Work to complete. Pull out every line below holding the word "CableDrivenRobot".

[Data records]

+ + +

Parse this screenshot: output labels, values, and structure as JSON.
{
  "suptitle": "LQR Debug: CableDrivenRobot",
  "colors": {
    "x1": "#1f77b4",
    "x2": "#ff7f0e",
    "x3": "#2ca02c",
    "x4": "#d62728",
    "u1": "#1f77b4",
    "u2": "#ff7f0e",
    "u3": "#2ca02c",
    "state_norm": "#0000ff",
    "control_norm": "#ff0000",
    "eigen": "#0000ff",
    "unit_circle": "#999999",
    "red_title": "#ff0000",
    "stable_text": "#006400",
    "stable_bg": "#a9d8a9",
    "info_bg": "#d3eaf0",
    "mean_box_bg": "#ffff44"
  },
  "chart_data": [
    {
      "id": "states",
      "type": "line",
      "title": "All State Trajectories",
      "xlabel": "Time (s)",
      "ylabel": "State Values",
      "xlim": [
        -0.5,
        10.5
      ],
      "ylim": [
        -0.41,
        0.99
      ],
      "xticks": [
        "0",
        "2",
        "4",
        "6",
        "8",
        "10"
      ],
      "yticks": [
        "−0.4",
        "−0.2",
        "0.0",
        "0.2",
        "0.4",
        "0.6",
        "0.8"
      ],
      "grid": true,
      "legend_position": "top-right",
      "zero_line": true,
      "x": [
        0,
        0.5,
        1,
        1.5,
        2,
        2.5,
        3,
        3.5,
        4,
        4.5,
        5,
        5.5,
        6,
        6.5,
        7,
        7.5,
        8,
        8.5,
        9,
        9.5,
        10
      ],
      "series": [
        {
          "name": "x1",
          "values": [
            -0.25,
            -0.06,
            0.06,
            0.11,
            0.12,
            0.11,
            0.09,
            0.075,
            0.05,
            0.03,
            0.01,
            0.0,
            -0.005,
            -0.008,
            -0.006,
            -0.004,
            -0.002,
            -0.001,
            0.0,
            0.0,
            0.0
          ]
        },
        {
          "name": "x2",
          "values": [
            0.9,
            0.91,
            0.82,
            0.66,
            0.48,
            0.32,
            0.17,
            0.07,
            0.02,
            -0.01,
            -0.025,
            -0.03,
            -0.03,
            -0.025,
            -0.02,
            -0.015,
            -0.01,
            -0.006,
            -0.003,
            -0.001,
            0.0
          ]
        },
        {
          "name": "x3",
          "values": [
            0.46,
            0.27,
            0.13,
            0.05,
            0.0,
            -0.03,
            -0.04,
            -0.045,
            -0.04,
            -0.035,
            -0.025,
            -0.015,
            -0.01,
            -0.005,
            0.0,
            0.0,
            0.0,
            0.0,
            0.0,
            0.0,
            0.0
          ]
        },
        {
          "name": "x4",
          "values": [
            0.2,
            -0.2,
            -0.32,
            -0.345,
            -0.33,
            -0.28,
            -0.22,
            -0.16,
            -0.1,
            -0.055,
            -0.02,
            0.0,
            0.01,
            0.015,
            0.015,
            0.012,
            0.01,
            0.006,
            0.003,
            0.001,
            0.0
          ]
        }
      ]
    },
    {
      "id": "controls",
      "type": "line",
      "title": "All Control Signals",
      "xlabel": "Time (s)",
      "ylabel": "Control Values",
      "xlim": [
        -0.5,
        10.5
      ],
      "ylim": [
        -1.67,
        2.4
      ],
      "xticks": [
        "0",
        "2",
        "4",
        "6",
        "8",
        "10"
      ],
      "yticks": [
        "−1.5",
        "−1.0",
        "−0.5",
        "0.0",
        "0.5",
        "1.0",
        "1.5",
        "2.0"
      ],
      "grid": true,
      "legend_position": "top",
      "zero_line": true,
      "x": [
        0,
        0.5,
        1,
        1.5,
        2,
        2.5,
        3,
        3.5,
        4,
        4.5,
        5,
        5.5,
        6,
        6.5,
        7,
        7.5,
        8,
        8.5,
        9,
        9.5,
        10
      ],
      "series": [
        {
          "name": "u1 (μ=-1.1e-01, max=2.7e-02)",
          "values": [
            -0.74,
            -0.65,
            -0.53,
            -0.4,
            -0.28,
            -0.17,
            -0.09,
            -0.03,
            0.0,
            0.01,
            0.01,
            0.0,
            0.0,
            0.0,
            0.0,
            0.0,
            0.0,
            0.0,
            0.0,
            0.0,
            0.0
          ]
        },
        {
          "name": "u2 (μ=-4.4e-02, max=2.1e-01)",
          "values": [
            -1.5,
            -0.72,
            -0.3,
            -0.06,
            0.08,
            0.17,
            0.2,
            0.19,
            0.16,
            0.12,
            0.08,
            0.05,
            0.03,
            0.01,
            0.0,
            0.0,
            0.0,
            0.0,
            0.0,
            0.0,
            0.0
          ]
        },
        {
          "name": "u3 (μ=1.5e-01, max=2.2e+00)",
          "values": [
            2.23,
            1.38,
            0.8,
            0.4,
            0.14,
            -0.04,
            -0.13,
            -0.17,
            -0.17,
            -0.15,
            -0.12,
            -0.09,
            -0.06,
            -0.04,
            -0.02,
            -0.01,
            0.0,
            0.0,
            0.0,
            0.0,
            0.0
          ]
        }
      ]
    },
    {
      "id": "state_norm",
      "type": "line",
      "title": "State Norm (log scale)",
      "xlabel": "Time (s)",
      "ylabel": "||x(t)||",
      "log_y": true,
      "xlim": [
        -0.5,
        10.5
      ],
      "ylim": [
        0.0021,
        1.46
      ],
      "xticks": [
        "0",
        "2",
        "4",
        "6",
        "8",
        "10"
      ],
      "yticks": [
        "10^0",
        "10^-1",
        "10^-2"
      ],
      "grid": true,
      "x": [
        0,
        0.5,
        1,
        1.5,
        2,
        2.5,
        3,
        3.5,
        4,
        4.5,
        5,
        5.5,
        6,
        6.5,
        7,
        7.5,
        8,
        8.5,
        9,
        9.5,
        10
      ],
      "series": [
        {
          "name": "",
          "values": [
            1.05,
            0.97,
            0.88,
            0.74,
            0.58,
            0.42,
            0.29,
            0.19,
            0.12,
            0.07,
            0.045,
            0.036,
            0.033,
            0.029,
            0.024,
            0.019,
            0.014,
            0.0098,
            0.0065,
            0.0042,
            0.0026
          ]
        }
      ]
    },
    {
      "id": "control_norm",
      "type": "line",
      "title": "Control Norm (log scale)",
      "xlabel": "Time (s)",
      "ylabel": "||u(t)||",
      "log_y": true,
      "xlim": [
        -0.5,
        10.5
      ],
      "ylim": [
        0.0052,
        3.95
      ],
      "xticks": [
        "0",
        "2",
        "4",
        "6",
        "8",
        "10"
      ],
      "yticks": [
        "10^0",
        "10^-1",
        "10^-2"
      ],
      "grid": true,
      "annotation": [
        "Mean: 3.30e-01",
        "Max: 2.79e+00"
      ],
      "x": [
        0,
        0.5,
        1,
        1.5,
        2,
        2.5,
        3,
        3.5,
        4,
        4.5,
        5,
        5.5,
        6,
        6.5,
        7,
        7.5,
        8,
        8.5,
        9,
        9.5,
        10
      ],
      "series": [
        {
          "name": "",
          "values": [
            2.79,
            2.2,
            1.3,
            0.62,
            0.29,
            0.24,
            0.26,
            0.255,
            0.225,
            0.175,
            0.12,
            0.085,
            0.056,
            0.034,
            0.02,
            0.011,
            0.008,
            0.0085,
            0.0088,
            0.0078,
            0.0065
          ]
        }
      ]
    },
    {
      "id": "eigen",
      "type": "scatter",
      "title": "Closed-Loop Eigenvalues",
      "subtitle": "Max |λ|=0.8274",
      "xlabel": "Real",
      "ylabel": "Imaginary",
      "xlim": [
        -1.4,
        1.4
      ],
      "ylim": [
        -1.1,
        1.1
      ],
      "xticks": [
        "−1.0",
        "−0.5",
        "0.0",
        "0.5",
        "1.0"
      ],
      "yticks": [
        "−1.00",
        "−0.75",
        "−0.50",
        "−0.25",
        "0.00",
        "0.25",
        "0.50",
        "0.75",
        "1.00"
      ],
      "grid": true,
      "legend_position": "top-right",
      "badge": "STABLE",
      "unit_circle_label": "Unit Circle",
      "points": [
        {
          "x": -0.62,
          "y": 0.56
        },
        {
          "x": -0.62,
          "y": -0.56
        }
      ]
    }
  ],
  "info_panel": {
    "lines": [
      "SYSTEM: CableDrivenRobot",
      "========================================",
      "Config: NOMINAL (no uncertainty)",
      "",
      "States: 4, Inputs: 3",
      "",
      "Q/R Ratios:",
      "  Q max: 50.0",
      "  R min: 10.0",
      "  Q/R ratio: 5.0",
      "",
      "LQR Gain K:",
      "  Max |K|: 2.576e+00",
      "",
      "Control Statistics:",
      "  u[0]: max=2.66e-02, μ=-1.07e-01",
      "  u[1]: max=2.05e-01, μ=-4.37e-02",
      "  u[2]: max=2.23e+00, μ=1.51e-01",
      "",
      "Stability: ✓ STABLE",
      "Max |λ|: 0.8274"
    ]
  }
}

+ + +

Problem solution.
  "suptitle": "LQR Debug: CableDrivenRobot",
      "SYSTEM: CableDrivenRobot",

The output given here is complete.